--- start of INPUT ROWS ---

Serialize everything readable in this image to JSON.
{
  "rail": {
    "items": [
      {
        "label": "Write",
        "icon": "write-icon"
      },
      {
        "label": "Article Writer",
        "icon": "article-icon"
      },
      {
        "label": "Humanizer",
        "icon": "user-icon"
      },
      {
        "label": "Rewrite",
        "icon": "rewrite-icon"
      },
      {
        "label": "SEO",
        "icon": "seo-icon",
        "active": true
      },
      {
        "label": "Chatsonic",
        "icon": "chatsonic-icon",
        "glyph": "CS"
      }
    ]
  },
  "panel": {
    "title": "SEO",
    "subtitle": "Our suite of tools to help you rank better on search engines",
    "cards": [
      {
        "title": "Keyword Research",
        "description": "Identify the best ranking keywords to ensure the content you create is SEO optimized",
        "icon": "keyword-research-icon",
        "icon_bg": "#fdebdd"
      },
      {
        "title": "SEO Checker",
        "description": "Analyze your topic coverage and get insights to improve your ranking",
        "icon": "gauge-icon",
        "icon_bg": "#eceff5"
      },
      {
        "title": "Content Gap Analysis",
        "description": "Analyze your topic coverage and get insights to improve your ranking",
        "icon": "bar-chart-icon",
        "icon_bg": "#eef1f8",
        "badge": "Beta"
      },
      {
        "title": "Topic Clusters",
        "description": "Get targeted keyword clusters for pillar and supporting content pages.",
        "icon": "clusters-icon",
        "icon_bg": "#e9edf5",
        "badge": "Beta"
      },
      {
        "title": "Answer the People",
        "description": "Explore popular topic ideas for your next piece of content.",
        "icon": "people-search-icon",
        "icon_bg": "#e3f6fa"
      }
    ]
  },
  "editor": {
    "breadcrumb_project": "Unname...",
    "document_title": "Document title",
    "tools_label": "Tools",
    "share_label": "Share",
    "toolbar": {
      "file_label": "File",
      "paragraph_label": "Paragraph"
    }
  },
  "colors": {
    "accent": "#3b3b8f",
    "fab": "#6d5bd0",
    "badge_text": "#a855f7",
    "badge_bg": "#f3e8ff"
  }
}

--- end of INPUT ROWS ---

### DO THIS
Copy out each line exactly.

### WRITTEN ANSWER
Serialize everything readable in this image to JSON.
{
  "rail": {
    "items": [
      {
        "label": "Write",
        "icon": "write-icon"
      },
      {
        "label": "Article Writer",
        "icon": "article-icon"
      },
      {
        "label": "Humanizer",
        "icon": "user-icon"
      },
      {
        "label": "Rewrite",
        "icon": "rewrite-icon"
      },
      {
        "label": "SEO",
        "icon": "seo-icon",
        "active": true
      },
      {
        "label": "Chatsonic",
        "icon": "chatsonic-icon",
        "glyph": "CS"
      }
    ]
  },
  "panel": {
    "title": "SEO",
    "subtitle": "Our suite of tools to help you rank better on search engines",
    "cards": [
      {
        "title": "Keyword Research",
        "description": "Identify the best ranking keywords to ensure the content you create is SEO optimized",
        "icon": "keyword-research-icon",
        "icon_bg": "#fdebdd"
      },
      {
        "title": "SEO Checker",
        "description": "Analyze your topic coverage and get insights to improve your ranking",
        "icon": "gauge-icon",
        "icon_bg": "#eceff5"
      },
      {
        "title": "Content Gap Analysis",
        "description": "Analyze your topic coverage and get insights to improve your ranking",
        "icon": "bar-chart-icon",
        "icon_bg": "#eef1f8",
        "badge": "Beta"
      },
      {
        "title": "Topic Clusters",
        "description": "Get targeted keyword clusters for pillar and supporting content pages.",
        "icon": "clusters-icon",
        "icon_bg": "#e9edf5",
        "badge": "Beta"
      },
      {
        "title": "Answer the People",
        "description": "Explore popular topic ideas for your next piece of content.",
        "icon": "people-search-icon",
        "icon_bg": "#e3f6fa"
      }
    ]
  },
  "editor": {
    "breadcrumb_project": "Unname...",
    "document_title": "Document title",
    "tools_label": "Tools",
    "share_label": "Share",
    "toolbar": {
      "file_label": "File",
      "paragraph_label": "Paragraph"
    }
  },
  "colors": {
    "accent": "#3b3b8f",
    "fab": "#6d5bd0",
    "badge_text": "#a855f7",
    "badge_bg": "#f3e8ff"
  }
}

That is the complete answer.